Notícias

F1: Sainz teme que novos carros causem problemas de saúde a longo prazo

Da Redação BandSports 24/05/2022 • 09:47
Espanhol reclamou de dores no corpo causadas pelo novo bólido
Espanhol reclamou de dores no corpo causadas pelo novo bólido
Instagram/Ferrari

Carlos Sainz teme que a nova geração de carros da Fórmula 1 afete a saúde dos pilotos a longo prazo. Para o espanhol da Ferrari, sinais dos problemas causados pelos bólidos já começaram a ser notados nas primeiras corridas da temporada.

“Acho que será um grande desafio [correr em Mônaco]. Acho que as zebras em Miami já foram bastante agressivas para esses carros. Houve alguns solavancos em Ímola que foram complicados para o corpo”, disse ao site Autosport.

Com o intuito de frear possíveis problemas futuros, o piloto de 27 anos sugeriu que o debate sobre o tema seja iniciado na categoria. “Mais do que Mônaco, precisamos pensar sobre quanto um piloto deve pagar por suas costas e saúde em uma carreira na F1 com este tipo de filosofia de carro. Acho que, mais do que tudo, precisamos iniciar o debate. Mônaco será difícil e tudo mais, mas estou pensando a longo prazo.”

“Na minha visão, é mais uma questão filosófica que eu coloco, talvez para a F1 e todos repensarem sobre o preço que o piloto precisa pagar em sua carreira com a saúde a fim de combater isso”

Entre os principais problemas apresentados pelos novos carros está o porpoising, comumente conhecido como o “quique” do veículo em alta velocidade. Mesmo mencionando o ponto negativo da mudança para a saúde, Sainz elogiou parte da alteração no regulamento da F1.

[Dados de origem]
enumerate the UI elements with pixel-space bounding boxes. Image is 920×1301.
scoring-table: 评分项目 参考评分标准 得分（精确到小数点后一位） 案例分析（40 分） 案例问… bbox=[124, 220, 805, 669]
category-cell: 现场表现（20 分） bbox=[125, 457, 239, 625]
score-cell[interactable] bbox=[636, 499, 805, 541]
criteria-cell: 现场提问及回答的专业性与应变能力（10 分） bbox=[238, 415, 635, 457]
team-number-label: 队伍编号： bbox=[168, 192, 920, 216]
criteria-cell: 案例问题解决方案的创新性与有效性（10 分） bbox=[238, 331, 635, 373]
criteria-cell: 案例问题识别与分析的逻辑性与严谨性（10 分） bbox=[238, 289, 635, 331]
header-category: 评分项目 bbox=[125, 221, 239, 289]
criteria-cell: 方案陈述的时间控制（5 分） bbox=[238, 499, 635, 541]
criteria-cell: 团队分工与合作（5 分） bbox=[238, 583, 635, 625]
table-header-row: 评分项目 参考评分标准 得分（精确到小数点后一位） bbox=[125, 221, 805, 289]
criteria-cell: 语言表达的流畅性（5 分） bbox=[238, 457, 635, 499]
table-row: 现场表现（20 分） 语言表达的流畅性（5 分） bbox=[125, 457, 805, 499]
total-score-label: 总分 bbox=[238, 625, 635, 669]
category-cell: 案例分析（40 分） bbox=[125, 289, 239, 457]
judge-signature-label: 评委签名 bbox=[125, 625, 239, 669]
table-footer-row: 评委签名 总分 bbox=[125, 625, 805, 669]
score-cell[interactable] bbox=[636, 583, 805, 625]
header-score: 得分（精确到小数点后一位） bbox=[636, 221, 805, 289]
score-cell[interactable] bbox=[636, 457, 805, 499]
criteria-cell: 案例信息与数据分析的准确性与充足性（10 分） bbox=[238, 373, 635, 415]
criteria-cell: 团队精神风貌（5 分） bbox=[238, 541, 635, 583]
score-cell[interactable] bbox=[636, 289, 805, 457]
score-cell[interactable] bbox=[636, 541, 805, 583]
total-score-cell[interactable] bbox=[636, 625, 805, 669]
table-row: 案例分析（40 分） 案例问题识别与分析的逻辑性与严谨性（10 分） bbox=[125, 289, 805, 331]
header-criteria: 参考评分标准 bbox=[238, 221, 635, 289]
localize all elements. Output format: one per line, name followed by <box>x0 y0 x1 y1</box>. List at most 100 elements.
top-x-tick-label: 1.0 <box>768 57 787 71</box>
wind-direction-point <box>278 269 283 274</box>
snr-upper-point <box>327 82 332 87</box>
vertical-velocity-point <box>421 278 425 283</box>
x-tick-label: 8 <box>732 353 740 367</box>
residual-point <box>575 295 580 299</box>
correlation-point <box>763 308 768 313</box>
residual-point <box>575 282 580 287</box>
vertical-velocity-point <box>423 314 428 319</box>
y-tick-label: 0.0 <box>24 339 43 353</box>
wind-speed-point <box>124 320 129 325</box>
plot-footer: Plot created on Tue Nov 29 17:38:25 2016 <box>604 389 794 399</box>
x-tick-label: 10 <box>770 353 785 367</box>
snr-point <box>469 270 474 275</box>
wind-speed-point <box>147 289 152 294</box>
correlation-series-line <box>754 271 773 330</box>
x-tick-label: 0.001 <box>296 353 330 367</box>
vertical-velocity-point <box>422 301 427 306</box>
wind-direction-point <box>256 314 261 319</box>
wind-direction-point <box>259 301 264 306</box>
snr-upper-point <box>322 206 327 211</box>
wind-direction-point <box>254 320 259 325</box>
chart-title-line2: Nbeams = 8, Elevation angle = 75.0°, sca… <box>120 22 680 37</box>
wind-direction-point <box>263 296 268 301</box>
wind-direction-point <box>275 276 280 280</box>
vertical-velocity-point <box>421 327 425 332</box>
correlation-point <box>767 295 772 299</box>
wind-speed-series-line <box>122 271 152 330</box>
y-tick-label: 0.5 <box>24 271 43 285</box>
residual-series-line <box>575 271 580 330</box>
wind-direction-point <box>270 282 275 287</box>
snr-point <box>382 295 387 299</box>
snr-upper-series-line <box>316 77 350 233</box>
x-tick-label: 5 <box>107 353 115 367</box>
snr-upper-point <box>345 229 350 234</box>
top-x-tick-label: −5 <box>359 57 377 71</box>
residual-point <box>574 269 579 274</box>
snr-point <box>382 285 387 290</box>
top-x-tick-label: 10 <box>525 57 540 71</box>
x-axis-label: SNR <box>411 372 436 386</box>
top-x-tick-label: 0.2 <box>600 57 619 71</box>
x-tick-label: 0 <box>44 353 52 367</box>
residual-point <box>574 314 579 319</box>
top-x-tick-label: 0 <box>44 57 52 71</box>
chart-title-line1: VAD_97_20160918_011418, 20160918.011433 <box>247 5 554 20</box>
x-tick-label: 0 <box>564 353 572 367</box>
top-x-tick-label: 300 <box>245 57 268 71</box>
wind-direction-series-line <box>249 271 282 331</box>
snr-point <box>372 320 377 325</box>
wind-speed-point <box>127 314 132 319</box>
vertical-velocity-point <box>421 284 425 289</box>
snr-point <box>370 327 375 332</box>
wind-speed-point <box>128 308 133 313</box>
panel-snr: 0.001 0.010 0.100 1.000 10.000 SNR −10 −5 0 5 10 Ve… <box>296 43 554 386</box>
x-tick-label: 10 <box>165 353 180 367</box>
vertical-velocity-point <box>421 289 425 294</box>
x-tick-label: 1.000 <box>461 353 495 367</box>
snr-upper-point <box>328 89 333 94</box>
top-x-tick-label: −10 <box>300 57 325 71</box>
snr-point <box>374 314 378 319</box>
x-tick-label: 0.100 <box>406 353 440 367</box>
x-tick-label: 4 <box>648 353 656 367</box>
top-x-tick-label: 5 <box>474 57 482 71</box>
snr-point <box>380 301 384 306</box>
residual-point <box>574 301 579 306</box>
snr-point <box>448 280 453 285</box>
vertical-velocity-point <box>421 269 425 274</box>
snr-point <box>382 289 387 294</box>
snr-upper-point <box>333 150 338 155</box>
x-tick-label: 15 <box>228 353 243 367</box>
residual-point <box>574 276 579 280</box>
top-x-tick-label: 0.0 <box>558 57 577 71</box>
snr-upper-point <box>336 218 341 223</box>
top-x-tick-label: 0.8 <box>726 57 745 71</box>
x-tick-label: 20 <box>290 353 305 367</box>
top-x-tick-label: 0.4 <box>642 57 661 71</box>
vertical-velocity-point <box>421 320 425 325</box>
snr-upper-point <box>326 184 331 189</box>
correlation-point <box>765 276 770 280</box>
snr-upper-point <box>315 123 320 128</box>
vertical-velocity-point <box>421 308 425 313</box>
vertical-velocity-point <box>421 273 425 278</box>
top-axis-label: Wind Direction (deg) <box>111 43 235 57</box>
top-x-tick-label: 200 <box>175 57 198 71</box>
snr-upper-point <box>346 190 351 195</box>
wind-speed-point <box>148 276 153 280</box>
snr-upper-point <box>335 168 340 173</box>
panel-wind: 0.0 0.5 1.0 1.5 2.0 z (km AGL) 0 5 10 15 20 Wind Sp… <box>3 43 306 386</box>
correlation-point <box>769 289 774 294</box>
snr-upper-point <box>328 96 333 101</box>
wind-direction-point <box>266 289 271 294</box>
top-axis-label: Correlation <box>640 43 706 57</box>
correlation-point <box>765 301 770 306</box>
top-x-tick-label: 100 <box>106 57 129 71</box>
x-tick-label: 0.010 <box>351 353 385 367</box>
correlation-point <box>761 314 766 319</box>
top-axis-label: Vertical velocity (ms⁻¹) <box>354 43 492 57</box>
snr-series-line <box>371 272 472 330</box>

■ Enunciado da tarefa
Indique, com base na notícia sobre Carlos Sainz, para qual site o piloto deu suas declarações. Os registros são um material à parte, independente do texto.

■ Resultado
Para o site Autosport.